Prompt
Track down every line below that holds "puente" and copy it.

Records shown

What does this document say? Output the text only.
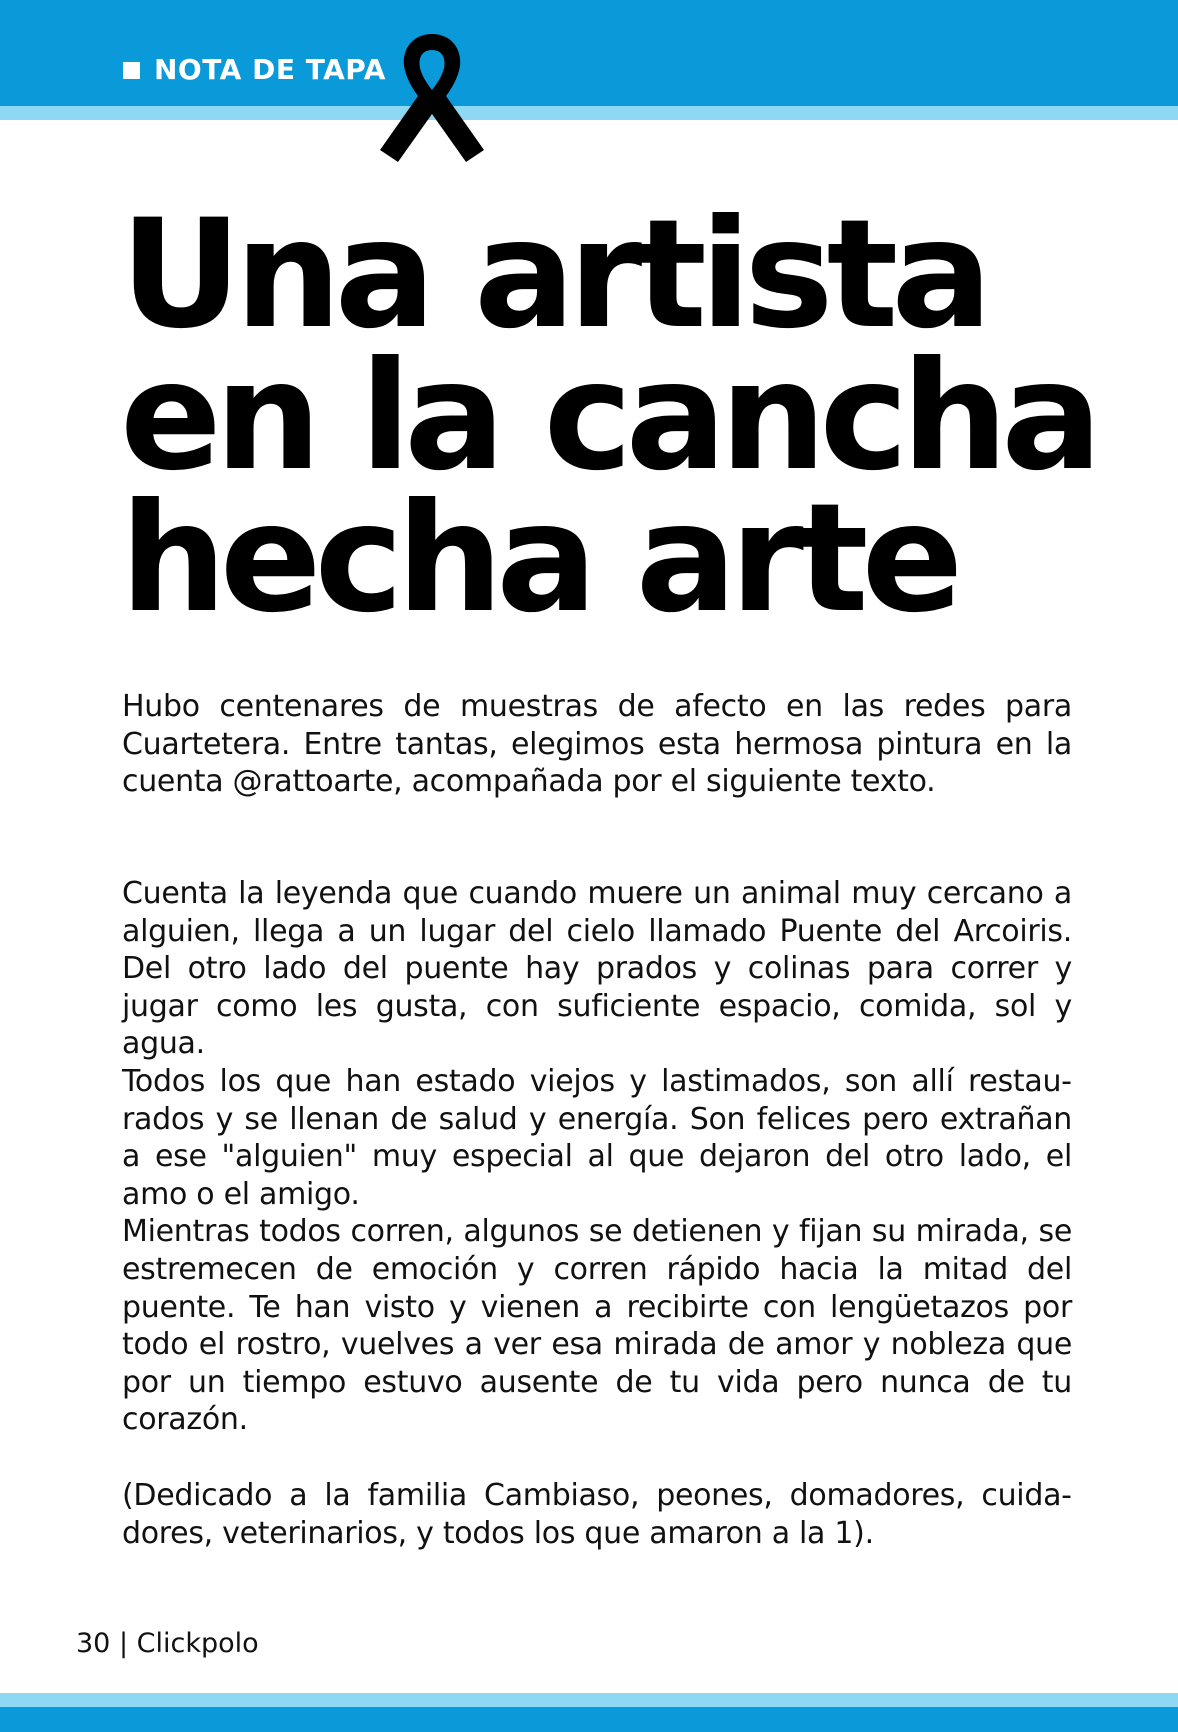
NOTA DE TAPA
Una artista
en la cancha
hecha arte

Hubo centenares de muestras de afecto en las redes para Cuartetera. Entre tantas, elegimos esta hermosa pintura en la cuenta @rattoarte, acompañada por el siguiente texto.

Cuenta la leyenda que cuando muere un animal muy cercano a alguien, llega a un lugar del cielo llamado Puente del Arcoiris. Del otro lado del puente hay prados y colinas para correr y jugar como les gusta, con suficiente espacio, comida, sol y agua.

Todos los que han estado viejos y lastimados, son allí restaurados y se llenan de salud y energía. Son felices pero extrañan a ese "alguien" muy especial al que dejaron del otro lado, el amo o el amigo.

Mientras todos corren, algunos se detienen y fijan su mirada, se estremecen de emoción y corren rápido hacia la mitad del puente. Te han visto y vienen a recibirte con lengüetazos por todo el rostro, vuelves a ver esa mirada de amor y nobleza que por un tiempo estuvo ausente de tu vida pero nunca de tu corazón.

(Dedicado a la familia Cambiaso, peones, domadores, cuidadores, veterinarios, y todos los que amaron a la 1).

30 | Clickpolo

Solution to the exercise
Cuenta la leyenda que cuando muere un animal muy cercano a alguien, llega a un lugar del cielo llamado Puente del Arcoiris. Del otro lado del puente hay prados y colinas para correr y jugar como les gusta, con suficiente espacio, comida, sol y agua.
Mientras todos corren, algunos se detienen y fijan su mirada, se estremecen de emoción y corren rápido hacia la mitad del puente. Te han visto y vienen a recibirte con lengüetazos por todo el rostro, vuelves a ver esa mirada de amor y nobleza que por un tiempo estuvo ausente de tu vida pero nunca de tu corazón.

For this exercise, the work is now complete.